Brief => Everything from the line containing "What text is on this page?" down to the last line of the entries below must be transcribed exactly, and nothing else.

Given information =>
◆ ◆ ◆ ◆ ◆ ◆ ◆

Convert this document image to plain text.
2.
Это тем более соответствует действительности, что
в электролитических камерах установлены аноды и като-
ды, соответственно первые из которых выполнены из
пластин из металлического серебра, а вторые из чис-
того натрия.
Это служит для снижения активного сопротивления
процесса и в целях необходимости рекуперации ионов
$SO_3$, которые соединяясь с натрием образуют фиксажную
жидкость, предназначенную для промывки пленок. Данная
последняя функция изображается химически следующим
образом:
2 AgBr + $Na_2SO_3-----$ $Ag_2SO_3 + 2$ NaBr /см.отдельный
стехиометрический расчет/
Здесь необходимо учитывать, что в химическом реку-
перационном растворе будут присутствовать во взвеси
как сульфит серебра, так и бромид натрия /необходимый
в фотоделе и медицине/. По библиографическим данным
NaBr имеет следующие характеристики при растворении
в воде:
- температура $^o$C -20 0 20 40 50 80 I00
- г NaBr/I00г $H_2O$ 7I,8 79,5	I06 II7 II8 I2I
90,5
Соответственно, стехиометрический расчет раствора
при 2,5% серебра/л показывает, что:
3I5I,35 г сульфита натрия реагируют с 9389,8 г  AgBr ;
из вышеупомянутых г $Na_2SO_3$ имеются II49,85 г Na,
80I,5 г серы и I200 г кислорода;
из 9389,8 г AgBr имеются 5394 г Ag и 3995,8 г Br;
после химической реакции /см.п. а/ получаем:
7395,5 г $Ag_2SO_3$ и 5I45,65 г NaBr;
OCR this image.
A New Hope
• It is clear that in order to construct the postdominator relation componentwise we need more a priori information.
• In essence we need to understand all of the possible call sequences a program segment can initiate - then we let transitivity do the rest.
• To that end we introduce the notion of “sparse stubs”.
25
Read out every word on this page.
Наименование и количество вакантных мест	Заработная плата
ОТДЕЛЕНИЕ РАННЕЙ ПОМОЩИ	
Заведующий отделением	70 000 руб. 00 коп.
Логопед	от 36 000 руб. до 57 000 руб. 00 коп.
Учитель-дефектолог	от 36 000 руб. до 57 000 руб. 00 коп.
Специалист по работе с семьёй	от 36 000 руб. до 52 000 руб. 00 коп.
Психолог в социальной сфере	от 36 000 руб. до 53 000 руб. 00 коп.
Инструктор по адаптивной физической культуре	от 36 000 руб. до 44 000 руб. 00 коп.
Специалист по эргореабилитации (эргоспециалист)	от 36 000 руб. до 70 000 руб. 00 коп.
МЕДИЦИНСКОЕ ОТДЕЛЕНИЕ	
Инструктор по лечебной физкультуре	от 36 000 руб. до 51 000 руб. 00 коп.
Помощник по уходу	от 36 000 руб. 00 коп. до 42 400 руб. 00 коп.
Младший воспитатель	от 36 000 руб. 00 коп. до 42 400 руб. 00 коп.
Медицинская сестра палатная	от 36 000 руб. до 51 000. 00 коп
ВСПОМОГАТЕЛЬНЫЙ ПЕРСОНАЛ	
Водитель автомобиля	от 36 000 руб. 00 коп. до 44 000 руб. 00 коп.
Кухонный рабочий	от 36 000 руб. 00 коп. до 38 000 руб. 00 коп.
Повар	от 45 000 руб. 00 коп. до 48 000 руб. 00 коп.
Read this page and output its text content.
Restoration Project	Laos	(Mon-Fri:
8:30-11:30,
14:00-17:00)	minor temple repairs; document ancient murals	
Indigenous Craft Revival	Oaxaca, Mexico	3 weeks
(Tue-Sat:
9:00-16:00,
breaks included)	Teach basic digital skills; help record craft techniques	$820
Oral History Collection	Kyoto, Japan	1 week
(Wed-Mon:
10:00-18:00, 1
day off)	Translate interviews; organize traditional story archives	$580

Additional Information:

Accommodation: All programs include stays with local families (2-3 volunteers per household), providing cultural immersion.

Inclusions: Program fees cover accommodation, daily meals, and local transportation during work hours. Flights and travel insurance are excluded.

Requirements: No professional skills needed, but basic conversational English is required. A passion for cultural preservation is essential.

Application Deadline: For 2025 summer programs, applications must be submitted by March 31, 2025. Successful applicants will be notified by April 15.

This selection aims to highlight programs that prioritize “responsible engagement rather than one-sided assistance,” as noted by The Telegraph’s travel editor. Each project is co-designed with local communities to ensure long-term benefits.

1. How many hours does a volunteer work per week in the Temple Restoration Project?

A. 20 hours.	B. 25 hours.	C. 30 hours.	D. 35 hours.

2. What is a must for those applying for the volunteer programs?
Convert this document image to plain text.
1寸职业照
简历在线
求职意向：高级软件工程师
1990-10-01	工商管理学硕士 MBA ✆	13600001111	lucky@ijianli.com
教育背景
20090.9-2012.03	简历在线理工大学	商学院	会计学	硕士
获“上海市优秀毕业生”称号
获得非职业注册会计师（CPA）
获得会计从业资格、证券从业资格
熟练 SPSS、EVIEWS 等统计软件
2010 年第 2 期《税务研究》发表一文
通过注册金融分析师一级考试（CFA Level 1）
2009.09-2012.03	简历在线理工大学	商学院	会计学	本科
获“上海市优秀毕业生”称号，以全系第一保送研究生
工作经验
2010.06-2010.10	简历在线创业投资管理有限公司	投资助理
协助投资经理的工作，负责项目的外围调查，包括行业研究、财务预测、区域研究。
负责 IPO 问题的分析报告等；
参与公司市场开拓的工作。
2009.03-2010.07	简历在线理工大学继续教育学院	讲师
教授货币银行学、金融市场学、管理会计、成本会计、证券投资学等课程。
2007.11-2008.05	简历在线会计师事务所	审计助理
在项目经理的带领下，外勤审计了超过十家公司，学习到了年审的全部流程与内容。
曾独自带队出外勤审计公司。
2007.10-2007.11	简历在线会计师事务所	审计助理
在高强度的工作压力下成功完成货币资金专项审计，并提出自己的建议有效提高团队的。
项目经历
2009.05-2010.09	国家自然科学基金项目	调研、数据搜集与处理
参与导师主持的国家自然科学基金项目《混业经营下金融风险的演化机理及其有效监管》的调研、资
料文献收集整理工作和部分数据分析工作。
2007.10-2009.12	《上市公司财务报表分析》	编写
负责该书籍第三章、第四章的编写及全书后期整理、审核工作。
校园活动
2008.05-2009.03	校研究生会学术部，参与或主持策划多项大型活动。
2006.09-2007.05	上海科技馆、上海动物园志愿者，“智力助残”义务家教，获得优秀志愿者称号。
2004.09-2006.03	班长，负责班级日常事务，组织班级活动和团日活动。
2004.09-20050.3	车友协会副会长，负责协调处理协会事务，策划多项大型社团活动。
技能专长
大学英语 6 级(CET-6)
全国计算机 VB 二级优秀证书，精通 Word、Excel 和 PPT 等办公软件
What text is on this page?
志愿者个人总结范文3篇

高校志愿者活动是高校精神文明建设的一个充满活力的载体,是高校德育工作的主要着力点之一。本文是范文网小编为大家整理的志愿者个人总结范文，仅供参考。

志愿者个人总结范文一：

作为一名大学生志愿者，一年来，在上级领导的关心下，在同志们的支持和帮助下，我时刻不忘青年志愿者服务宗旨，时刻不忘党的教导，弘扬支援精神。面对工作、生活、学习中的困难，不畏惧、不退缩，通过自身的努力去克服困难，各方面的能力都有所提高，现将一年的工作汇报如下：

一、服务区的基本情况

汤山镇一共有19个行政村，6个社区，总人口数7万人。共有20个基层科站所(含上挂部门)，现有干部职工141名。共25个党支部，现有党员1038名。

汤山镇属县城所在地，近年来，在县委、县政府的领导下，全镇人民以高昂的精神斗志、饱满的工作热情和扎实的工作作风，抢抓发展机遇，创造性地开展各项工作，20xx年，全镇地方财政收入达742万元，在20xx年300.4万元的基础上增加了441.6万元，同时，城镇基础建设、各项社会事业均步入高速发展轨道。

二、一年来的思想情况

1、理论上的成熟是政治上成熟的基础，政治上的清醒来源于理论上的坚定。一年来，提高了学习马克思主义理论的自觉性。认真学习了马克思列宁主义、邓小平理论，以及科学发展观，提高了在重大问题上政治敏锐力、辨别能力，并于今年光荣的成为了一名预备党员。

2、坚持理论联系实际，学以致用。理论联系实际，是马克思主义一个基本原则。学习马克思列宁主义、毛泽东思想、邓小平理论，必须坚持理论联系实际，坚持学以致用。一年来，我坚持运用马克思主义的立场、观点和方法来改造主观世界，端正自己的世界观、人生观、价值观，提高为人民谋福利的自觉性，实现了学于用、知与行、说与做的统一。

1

◆ ◆ ◆ ◆ ◆ ◆ ◆

Finished answer =>
What text is on this page?
志愿者个人总结范文3篇

高校志愿者活动是高校精神文明建设的一个充满活力的载体,是高校德育工作的主要着力点之一。本文是范文网小编为大家整理的志愿者个人总结范文，仅供参考。

志愿者个人总结范文一：

作为一名大学生志愿者，一年来，在上级领导的关心下，在同志们的支持和帮助下，我时刻不忘青年志愿者服务宗旨，时刻不忘党的教导，弘扬支援精神。面对工作、生活、学习中的困难，不畏惧、不退缩，通过自身的努力去克服困难，各方面的能力都有所提高，现将一年的工作汇报如下：

一、服务区的基本情况

汤山镇一共有19个行政村，6个社区，总人口数7万人。共有20个基层科站所(含上挂部门)，现有干部职工141名。共25个党支部，现有党员1038名。

汤山镇属县城所在地，近年来，在县委、县政府的领导下，全镇人民以高昂的精神斗志、饱满的工作热情和扎实的工作作风，抢抓发展机遇，创造性地开展各项工作，20xx年，全镇地方财政收入达742万元，在20xx年300.4万元的基础上增加了441.6万元，同时，城镇基础建设、各项社会事业均步入高速发展轨道。

二、一年来的思想情况

1、理论上的成熟是政治上成熟的基础，政治上的清醒来源于理论上的坚定。一年来，提高了学习马克思主义理论的自觉性。认真学习了马克思列宁主义、邓小平理论，以及科学发展观，提高了在重大问题上政治敏锐力、辨别能力，并于今年光荣的成为了一名预备党员。

2、坚持理论联系实际，学以致用。理论联系实际，是马克思主义一个基本原则。学习马克思列宁主义、毛泽东思想、邓小平理论，必须坚持理论联系实际，坚持学以致用。一年来，我坚持运用马克思主义的立场、观点和方法来改造主观世界，端正自己的世界观、人生观、价值观，提高为人民谋福利的自觉性，实现了学于用、知与行、说与做的统一。

1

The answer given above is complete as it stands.